• What is required: Filter this data down to the lines that hold "Report", and copy them.

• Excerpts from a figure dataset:
==============================

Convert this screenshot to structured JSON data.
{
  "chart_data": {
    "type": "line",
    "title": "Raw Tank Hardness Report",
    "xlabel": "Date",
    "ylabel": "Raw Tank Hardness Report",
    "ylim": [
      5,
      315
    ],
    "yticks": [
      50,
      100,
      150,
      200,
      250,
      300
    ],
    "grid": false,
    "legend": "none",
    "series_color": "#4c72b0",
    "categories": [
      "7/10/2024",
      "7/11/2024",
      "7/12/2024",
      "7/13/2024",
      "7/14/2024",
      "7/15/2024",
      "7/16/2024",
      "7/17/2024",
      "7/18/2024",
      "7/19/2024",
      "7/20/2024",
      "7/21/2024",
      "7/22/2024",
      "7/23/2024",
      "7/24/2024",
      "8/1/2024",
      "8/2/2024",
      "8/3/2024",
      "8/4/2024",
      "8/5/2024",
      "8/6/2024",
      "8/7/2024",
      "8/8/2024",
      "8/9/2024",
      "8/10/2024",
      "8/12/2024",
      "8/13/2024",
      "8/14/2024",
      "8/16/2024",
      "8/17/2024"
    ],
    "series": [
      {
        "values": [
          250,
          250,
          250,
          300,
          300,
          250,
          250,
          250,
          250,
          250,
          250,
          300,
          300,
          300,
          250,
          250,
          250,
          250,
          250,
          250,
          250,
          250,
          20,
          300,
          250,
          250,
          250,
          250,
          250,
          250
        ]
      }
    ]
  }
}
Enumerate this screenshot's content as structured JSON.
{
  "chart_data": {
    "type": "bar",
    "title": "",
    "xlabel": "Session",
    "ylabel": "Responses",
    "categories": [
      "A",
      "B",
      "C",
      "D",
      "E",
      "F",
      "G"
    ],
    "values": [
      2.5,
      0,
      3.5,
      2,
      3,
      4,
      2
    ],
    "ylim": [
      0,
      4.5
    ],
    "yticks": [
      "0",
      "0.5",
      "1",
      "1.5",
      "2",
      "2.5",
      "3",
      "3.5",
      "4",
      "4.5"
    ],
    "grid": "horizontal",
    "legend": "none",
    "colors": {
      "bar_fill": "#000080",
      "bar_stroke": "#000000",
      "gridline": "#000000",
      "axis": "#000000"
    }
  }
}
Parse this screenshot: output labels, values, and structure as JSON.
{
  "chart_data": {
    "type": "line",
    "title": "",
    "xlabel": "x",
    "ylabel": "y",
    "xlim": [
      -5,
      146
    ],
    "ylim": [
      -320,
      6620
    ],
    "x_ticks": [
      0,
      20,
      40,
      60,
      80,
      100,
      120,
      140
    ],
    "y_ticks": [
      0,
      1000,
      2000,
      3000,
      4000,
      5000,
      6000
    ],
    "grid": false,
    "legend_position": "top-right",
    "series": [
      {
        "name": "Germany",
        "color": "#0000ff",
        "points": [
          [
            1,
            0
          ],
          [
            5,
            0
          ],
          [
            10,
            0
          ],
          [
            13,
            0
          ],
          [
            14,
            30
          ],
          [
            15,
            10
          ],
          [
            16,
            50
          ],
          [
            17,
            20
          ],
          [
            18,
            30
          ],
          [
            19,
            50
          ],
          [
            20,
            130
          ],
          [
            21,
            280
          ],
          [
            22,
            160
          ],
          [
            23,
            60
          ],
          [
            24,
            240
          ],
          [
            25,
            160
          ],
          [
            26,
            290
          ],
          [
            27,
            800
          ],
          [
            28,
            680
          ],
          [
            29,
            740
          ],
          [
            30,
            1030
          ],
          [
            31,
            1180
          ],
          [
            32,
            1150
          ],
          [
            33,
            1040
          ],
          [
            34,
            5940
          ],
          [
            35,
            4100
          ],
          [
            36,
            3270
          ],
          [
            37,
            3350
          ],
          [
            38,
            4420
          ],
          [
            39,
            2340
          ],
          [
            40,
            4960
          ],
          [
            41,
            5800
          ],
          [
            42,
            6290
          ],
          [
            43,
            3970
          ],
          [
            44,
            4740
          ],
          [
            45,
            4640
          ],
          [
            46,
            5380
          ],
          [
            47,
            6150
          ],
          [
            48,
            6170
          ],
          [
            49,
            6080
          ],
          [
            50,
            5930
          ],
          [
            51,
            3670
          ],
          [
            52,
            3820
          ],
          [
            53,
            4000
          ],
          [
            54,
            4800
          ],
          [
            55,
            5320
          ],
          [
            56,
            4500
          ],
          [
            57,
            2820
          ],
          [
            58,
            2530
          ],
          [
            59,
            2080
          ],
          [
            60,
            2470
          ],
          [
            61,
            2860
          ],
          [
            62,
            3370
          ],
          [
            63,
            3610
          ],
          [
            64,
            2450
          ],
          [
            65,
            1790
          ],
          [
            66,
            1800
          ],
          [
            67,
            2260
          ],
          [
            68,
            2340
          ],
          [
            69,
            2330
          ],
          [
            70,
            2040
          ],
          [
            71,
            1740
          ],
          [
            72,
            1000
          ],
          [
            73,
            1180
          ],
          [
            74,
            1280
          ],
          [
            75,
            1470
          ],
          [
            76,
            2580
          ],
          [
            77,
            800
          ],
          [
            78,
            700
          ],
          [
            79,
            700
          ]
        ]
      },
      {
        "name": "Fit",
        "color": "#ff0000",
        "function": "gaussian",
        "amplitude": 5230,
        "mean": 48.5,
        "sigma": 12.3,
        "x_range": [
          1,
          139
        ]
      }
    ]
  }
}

==============================

• Result of this exercise:
    "title": "Raw Tank Hardness Report",
    "ylabel": "Raw Tank Hardness Report",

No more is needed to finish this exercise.